* Start *

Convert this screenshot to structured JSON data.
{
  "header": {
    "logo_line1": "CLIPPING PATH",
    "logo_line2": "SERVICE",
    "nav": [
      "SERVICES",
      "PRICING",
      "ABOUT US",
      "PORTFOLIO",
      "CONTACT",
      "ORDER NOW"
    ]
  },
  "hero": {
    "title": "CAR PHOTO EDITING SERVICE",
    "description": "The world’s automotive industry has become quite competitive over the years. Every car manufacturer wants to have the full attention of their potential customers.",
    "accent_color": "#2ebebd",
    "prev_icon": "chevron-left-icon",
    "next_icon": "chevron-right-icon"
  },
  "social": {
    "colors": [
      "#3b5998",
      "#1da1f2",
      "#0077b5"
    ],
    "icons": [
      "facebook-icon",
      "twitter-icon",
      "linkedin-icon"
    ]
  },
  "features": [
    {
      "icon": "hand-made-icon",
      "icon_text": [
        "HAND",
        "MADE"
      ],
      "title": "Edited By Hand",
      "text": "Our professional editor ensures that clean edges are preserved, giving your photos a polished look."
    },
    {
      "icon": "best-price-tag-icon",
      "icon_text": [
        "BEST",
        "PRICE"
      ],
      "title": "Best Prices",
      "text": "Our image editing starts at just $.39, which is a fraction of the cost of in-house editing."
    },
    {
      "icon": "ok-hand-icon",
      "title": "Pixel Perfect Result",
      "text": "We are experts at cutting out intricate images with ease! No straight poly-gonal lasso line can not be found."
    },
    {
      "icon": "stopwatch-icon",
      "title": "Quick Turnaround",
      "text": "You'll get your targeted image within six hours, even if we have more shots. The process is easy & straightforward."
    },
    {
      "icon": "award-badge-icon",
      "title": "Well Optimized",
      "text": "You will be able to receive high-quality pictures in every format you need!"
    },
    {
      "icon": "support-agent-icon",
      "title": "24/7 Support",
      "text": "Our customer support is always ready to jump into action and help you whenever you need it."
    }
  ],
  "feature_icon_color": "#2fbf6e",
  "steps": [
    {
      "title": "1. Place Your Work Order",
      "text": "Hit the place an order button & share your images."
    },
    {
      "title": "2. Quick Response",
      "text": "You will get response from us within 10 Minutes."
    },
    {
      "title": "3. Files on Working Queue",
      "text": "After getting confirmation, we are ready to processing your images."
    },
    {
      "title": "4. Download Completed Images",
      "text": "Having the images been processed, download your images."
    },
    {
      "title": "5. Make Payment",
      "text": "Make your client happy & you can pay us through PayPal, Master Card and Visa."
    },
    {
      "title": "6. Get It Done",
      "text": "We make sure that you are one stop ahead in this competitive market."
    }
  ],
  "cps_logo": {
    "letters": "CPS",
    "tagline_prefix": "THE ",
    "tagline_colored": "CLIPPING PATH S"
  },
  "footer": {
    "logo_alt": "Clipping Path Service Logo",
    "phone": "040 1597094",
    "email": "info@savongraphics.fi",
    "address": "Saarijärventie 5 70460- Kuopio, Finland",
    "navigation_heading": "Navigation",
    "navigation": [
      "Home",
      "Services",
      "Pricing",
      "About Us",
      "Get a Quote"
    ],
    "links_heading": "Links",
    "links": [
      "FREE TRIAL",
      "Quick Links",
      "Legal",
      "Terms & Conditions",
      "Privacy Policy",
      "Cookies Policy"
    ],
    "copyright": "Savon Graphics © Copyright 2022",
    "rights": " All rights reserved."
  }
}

* End *

• [Your goal] Copy every line of the material, please, keeping it exactly the same.

• [Correct answer]
Convert this screenshot to structured JSON data.
{
  "header": {
    "logo_line1": "CLIPPING PATH",
    "logo_line2": "SERVICE",
    "nav": [
      "SERVICES",
      "PRICING",
      "ABOUT US",
      "PORTFOLIO",
      "CONTACT",
      "ORDER NOW"
    ]
  },
  "hero": {
    "title": "CAR PHOTO EDITING SERVICE",
    "description": "The world’s automotive industry has become quite competitive over the years. Every car manufacturer wants to have the full attention of their potential customers.",
    "accent_color": "#2ebebd",
    "prev_icon": "chevron-left-icon",
    "next_icon": "chevron-right-icon"
  },
  "social": {
    "colors": [
      "#3b5998",
      "#1da1f2",
      "#0077b5"
    ],
    "icons": [
      "facebook-icon",
      "twitter-icon",
      "linkedin-icon"
    ]
  },
  "features": [
    {
      "icon": "hand-made-icon",
      "icon_text": [
        "HAND",
        "MADE"
      ],
      "title": "Edited By Hand",
      "text": "Our professional editor ensures that clean edges are preserved, giving your photos a polished look."
    },
    {
      "icon": "best-price-tag-icon",
      "icon_text": [
        "BEST",
        "PRICE"
      ],
      "title": "Best Prices",
      "text": "Our image editing starts at just $.39, which is a fraction of the cost of in-house editing."
    },
    {
      "icon": "ok-hand-icon",
      "title": "Pixel Perfect Result",
      "text": "We are experts at cutting out intricate images with ease! No straight poly-gonal lasso line can not be found."
    },
    {
      "icon": "stopwatch-icon",
      "title": "Quick Turnaround",
      "text": "You'll get your targeted image within six hours, even if we have more shots. The process is easy & straightforward."
    },
    {
      "icon": "award-badge-icon",
      "title": "Well Optimized",
      "text": "You will be able to receive high-quality pictures in every format you need!"
    },
    {
      "icon": "support-agent-icon",
      "title": "24/7 Support",
      "text": "Our customer support is always ready to jump into action and help you whenever you need it."
    }
  ],
  "feature_icon_color": "#2fbf6e",
  "steps": [
    {
      "title": "1. Place Your Work Order",
      "text": "Hit the place an order button & share your images."
    },
    {
      "title": "2. Quick Response",
      "text": "You will get response from us within 10 Minutes."
    },
    {
      "title": "3. Files on Working Queue",
      "text": "After getting confirmation, we are ready to processing your images."
    },
    {
      "title": "4. Download Completed Images",
      "text": "Having the images been processed, download your images."
    },
    {
      "title": "5. Make Payment",
      "text": "Make your client happy & you can pay us through PayPal, Master Card and Visa."
    },
    {
      "title": "6. Get It Done",
      "text": "We make sure that you are one stop ahead in this competitive market."
    }
  ],
  "cps_logo": {
    "letters": "CPS",
    "tagline_prefix": "THE ",
    "tagline_colored": "CLIPPING PATH S"
  },
  "footer": {
    "logo_alt": "Clipping Path Service Logo",
    "phone": "040 1597094",
    "email": "info@savongraphics.fi",
    "address": "Saarijärventie 5 70460- Kuopio, Finland",
    "navigation_heading": "Navigation",
    "navigation": [
      "Home",
      "Services",
      "Pricing",
      "About Us",
      "Get a Quote"
    ],
    "links_heading": "Links",
    "links": [
      "FREE TRIAL",
      "Quick Links",
      "Legal",
      "Terms & Conditions",
      "Privacy Policy",
      "Cookies Policy"
    ],
    "copyright": "Savon Graphics © Copyright 2022",
    "rights": " All rights reserved."
  }
}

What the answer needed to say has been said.